▶ [EXERCISE INSTRUCTIONS] Report how many lines of the following entries include the string "Mesh"; respond with the number alone.
Begin
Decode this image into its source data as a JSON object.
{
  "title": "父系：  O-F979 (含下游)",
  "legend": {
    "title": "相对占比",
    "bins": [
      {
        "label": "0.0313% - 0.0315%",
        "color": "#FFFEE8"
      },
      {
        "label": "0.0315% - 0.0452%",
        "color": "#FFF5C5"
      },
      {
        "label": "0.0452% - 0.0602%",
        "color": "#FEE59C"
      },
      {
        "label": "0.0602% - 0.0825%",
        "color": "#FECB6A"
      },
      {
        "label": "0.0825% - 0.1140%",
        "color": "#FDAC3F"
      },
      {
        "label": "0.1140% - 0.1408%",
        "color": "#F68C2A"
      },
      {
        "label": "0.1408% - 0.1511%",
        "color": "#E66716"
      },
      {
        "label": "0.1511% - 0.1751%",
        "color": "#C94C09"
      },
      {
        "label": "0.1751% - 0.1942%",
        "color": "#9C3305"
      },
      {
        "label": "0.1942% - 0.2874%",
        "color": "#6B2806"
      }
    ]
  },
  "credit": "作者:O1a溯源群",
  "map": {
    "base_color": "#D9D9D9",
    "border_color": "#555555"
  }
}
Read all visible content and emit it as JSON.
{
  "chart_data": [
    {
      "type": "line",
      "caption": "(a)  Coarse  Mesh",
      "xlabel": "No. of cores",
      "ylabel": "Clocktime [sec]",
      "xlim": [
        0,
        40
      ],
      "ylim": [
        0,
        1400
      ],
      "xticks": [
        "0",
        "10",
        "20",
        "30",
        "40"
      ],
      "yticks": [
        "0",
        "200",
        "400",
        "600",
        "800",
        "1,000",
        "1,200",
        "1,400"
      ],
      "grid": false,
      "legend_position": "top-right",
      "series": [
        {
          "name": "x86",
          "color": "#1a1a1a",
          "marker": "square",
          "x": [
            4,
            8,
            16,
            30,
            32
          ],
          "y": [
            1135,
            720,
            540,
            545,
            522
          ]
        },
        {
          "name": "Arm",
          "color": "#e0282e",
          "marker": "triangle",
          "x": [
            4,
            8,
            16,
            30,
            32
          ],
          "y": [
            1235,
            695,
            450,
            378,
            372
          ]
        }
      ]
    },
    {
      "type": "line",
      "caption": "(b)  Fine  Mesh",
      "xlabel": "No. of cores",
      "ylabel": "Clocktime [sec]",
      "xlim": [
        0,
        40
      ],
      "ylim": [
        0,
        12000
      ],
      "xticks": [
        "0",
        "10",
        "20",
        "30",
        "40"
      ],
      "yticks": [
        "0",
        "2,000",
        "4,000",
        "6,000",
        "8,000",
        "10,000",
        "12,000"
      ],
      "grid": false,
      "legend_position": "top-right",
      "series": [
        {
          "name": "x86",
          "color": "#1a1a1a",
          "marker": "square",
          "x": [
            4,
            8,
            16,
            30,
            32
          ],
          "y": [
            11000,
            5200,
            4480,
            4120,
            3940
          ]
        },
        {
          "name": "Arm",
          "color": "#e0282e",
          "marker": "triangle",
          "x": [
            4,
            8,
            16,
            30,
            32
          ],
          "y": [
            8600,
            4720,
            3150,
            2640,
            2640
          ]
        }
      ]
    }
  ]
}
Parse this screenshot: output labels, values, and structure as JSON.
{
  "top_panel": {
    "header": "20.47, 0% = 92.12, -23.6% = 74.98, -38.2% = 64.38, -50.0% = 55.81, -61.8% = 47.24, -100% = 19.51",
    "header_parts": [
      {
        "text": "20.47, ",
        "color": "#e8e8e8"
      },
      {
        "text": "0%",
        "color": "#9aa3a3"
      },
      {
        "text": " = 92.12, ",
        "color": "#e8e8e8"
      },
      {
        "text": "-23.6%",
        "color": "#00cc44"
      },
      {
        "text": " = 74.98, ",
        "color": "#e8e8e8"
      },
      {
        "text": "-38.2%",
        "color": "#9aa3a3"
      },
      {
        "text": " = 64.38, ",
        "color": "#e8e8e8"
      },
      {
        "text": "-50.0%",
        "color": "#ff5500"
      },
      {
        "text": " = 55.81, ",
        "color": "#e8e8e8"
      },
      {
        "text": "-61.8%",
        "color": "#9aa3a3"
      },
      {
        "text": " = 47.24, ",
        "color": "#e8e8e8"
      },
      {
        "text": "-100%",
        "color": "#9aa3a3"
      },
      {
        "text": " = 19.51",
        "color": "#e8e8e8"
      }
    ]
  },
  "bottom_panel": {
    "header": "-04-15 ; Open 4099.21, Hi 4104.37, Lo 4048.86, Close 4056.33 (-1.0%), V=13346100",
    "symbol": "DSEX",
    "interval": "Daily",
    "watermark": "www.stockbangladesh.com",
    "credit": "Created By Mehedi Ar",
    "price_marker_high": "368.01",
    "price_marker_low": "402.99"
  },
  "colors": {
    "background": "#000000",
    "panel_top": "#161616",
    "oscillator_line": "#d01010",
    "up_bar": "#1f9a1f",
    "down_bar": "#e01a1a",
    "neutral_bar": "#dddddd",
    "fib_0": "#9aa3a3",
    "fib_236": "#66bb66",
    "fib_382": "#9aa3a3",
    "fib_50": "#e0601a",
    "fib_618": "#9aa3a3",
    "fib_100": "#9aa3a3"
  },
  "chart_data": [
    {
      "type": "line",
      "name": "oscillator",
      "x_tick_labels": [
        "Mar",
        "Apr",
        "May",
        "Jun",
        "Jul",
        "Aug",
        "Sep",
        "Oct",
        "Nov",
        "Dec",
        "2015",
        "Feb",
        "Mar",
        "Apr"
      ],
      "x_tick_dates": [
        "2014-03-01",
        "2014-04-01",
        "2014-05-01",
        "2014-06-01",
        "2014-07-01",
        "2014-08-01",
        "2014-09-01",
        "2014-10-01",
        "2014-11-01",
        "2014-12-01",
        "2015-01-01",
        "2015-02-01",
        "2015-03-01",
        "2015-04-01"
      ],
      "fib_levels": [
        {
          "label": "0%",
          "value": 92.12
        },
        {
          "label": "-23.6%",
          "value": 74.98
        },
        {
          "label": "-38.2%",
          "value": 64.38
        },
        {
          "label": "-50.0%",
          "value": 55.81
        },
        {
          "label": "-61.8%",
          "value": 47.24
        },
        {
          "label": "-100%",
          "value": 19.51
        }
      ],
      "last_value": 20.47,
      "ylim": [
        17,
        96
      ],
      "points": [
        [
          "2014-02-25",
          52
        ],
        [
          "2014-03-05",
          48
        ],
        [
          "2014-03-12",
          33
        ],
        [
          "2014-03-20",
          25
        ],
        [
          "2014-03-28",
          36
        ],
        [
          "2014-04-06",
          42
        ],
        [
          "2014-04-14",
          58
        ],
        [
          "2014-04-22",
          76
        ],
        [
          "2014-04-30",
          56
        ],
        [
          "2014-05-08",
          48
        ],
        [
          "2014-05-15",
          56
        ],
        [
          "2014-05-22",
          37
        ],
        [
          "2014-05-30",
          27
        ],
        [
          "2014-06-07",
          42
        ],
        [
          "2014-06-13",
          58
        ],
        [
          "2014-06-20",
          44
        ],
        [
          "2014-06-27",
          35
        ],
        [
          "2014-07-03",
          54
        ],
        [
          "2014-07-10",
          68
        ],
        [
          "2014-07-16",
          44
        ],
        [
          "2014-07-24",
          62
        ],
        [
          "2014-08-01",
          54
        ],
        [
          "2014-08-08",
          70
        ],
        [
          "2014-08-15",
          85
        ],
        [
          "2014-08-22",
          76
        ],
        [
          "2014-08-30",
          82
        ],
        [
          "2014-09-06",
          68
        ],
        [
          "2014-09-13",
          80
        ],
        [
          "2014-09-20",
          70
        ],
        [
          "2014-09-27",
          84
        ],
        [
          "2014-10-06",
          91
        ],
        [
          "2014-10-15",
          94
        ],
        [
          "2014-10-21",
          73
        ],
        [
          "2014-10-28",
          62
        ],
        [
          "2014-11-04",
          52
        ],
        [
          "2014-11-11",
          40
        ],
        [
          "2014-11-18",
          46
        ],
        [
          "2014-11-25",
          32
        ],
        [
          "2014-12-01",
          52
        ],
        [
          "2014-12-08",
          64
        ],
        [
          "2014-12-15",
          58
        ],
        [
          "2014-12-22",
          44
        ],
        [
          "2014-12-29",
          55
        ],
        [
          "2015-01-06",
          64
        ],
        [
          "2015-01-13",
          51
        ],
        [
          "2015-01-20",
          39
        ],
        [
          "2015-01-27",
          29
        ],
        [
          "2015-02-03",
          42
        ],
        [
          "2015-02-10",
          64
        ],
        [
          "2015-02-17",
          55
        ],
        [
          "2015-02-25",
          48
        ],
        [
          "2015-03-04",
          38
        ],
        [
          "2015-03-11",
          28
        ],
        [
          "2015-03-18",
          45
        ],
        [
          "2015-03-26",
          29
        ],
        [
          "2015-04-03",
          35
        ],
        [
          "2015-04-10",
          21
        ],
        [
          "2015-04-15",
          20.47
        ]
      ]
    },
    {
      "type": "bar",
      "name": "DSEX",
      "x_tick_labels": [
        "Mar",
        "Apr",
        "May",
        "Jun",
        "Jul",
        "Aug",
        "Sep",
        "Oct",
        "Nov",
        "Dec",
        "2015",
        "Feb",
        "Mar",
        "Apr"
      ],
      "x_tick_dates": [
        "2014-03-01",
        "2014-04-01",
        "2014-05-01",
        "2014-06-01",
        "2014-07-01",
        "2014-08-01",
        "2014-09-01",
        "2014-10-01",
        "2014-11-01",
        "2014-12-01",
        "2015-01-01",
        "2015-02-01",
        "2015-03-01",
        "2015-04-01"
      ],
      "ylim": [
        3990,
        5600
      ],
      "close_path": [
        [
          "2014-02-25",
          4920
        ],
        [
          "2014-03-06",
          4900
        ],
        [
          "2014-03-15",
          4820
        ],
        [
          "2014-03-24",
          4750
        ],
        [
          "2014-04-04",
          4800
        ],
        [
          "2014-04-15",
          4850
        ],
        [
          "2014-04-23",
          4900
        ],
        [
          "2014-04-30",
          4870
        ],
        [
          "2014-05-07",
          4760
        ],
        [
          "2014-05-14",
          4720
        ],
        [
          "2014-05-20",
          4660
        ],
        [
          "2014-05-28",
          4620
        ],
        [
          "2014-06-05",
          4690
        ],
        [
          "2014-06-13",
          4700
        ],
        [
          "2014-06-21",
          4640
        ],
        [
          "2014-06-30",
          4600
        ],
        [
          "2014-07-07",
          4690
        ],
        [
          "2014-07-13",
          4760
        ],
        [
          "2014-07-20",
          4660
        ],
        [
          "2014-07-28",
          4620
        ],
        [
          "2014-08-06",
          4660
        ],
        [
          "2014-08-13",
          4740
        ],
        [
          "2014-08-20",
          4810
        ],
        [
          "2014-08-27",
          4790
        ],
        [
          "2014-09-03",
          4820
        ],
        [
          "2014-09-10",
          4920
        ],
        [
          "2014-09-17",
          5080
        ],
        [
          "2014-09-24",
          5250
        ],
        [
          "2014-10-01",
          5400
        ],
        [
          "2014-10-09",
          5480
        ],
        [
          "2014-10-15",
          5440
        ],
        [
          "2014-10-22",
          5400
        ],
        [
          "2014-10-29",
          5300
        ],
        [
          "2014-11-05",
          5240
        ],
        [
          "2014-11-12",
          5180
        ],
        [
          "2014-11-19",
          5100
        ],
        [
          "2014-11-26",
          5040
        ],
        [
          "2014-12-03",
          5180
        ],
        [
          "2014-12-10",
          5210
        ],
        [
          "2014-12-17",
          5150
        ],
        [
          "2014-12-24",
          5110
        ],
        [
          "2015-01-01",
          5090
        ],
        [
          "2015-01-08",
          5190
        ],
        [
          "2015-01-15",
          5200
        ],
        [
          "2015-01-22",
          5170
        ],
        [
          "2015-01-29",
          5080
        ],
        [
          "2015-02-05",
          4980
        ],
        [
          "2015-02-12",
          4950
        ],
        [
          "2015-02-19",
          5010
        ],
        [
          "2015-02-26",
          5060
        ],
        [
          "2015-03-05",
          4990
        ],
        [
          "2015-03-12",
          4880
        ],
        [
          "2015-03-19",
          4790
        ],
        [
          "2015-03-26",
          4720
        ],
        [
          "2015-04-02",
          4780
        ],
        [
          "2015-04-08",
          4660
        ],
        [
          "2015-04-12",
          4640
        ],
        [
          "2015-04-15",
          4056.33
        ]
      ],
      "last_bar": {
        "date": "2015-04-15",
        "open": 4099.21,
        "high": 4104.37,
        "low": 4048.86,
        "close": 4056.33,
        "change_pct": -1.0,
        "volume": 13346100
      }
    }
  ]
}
End
▶ [RESPONSE] 2